◆ What to produce
Copy every line of the records below that holds the word "эффектах".

◆ Material to process

——————

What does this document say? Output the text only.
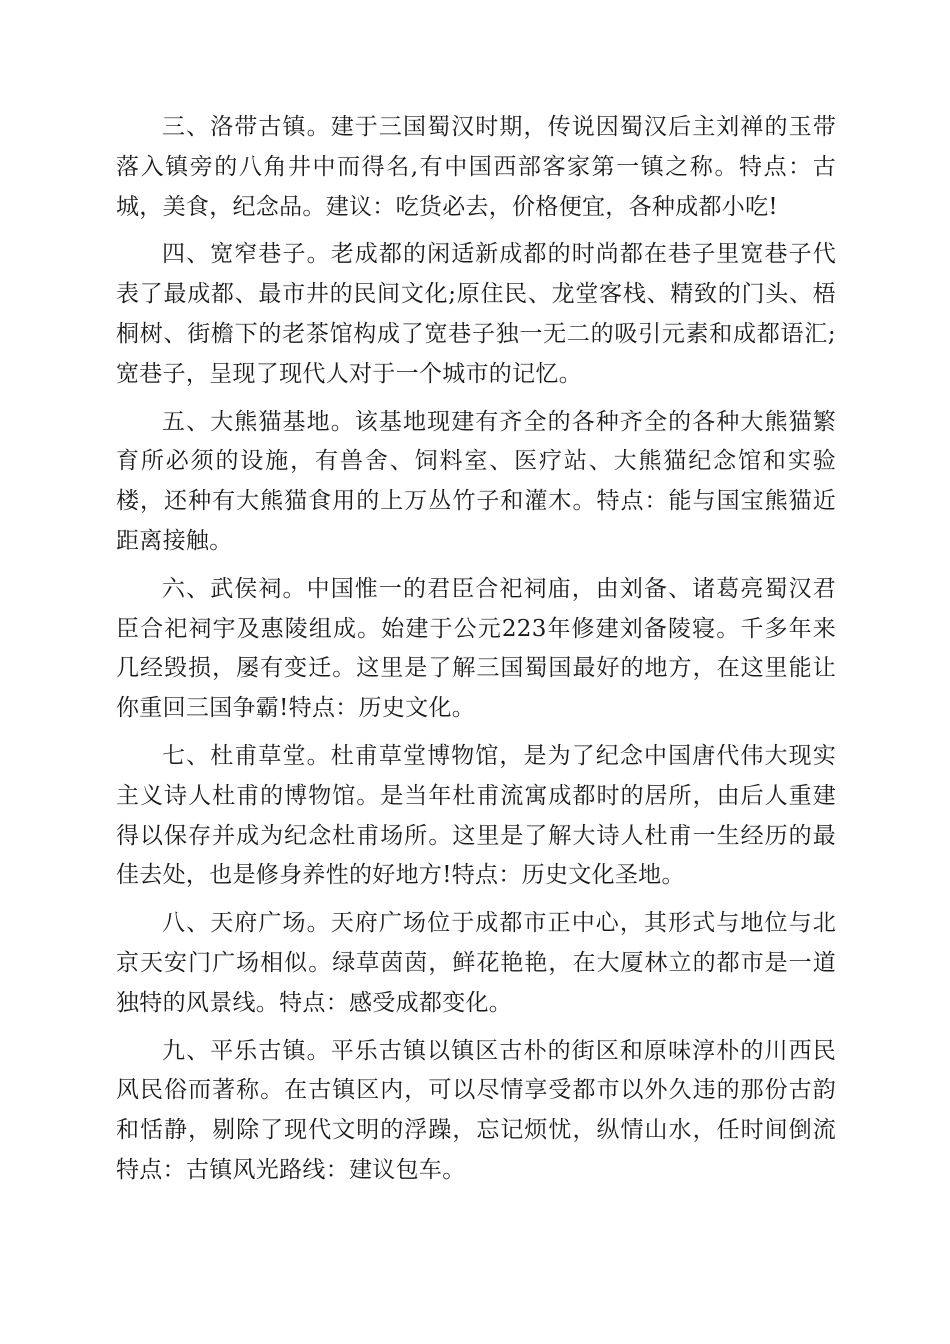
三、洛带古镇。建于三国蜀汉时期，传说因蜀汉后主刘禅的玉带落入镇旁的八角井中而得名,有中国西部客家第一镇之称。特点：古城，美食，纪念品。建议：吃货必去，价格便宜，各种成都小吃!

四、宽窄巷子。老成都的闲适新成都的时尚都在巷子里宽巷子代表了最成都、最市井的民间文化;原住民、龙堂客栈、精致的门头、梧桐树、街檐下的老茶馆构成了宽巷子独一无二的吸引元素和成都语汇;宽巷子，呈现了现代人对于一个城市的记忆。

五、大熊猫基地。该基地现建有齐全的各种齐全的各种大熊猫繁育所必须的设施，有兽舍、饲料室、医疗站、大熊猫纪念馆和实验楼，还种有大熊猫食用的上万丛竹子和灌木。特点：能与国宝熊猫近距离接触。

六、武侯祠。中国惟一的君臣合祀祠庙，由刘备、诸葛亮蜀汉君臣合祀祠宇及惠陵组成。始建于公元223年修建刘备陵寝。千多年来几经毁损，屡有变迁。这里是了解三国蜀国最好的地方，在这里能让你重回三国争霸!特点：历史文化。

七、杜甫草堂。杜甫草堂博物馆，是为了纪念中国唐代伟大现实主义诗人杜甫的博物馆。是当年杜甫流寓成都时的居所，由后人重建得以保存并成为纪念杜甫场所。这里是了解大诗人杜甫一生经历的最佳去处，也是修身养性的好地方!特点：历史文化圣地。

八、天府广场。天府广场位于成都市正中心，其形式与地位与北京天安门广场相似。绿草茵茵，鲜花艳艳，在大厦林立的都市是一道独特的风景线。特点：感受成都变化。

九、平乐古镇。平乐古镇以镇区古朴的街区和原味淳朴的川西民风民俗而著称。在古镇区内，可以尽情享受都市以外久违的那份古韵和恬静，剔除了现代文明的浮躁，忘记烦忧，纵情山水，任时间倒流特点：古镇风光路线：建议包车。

——————

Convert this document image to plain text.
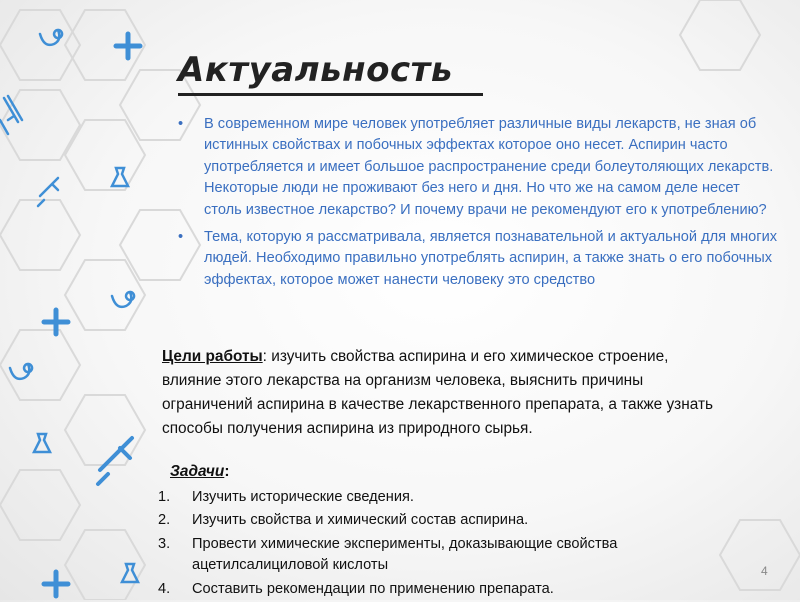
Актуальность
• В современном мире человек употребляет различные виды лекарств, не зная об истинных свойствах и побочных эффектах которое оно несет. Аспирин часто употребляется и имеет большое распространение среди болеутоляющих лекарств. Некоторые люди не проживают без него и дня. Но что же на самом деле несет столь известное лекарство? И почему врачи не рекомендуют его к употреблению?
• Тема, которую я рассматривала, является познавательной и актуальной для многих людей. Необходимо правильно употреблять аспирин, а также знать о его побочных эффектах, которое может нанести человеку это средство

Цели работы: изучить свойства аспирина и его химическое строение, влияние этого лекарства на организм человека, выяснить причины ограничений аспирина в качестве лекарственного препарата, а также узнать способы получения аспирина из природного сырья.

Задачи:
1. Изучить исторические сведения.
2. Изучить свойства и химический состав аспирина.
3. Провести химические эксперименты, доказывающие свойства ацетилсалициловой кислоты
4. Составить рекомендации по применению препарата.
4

——————

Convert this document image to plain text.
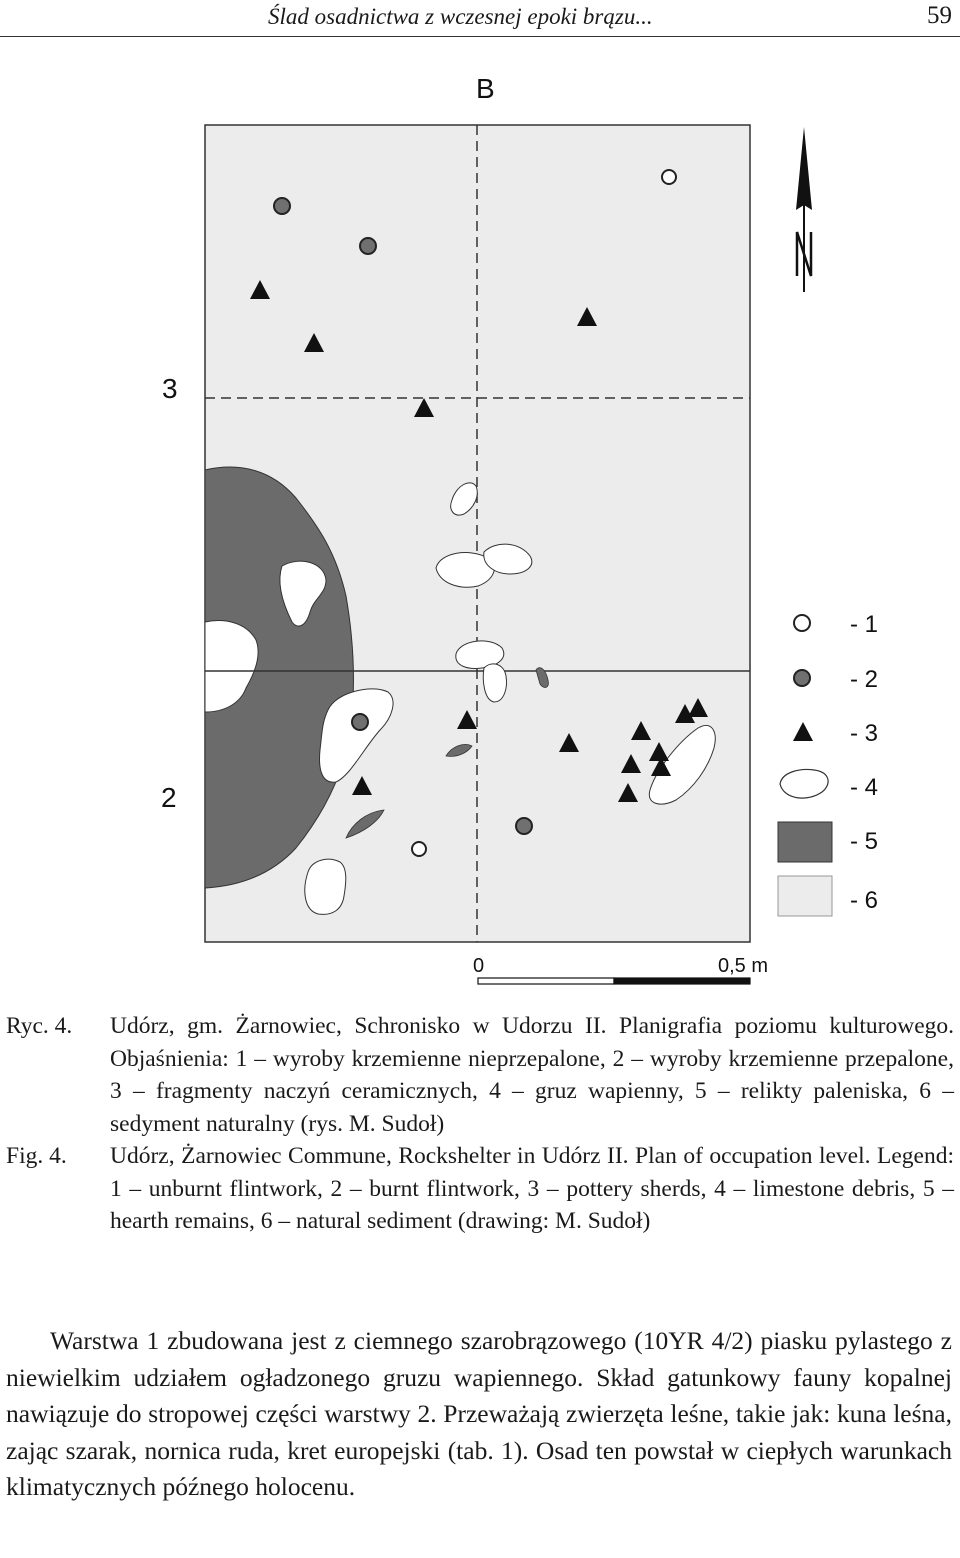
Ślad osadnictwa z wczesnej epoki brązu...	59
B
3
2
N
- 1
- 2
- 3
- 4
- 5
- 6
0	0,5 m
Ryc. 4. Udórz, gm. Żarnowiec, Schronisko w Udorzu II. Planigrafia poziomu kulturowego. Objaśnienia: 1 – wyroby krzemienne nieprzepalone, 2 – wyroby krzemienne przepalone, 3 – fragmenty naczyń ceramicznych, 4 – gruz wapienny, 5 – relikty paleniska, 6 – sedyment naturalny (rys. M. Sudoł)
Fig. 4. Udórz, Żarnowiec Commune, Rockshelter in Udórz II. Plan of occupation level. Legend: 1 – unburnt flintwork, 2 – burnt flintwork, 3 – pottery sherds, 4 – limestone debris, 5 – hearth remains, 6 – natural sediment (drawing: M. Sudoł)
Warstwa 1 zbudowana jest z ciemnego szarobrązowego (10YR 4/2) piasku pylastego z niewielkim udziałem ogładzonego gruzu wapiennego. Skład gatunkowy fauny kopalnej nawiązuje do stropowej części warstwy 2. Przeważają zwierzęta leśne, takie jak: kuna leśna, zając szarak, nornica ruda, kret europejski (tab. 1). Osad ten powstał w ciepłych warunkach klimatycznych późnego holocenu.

——————

◆ Result of this task
• В современном мире человек употребляет различные виды лекарств, не зная об истинных свойствах и побочных эффектах которое оно несет. Аспирин часто употребляется и имеет большое распространение среди болеутоляющих лекарств. Некоторые люди не проживают без него и дня. Но что же на самом деле несет столь известное лекарство? И почему врачи не рекомендуют его к употреблению?
• Тема, которую я рассматривала, является познавательной и актуальной для многих людей. Необходимо правильно употреблять аспирин, а также знать о его побочных эффектах, которое может нанести человеку это средство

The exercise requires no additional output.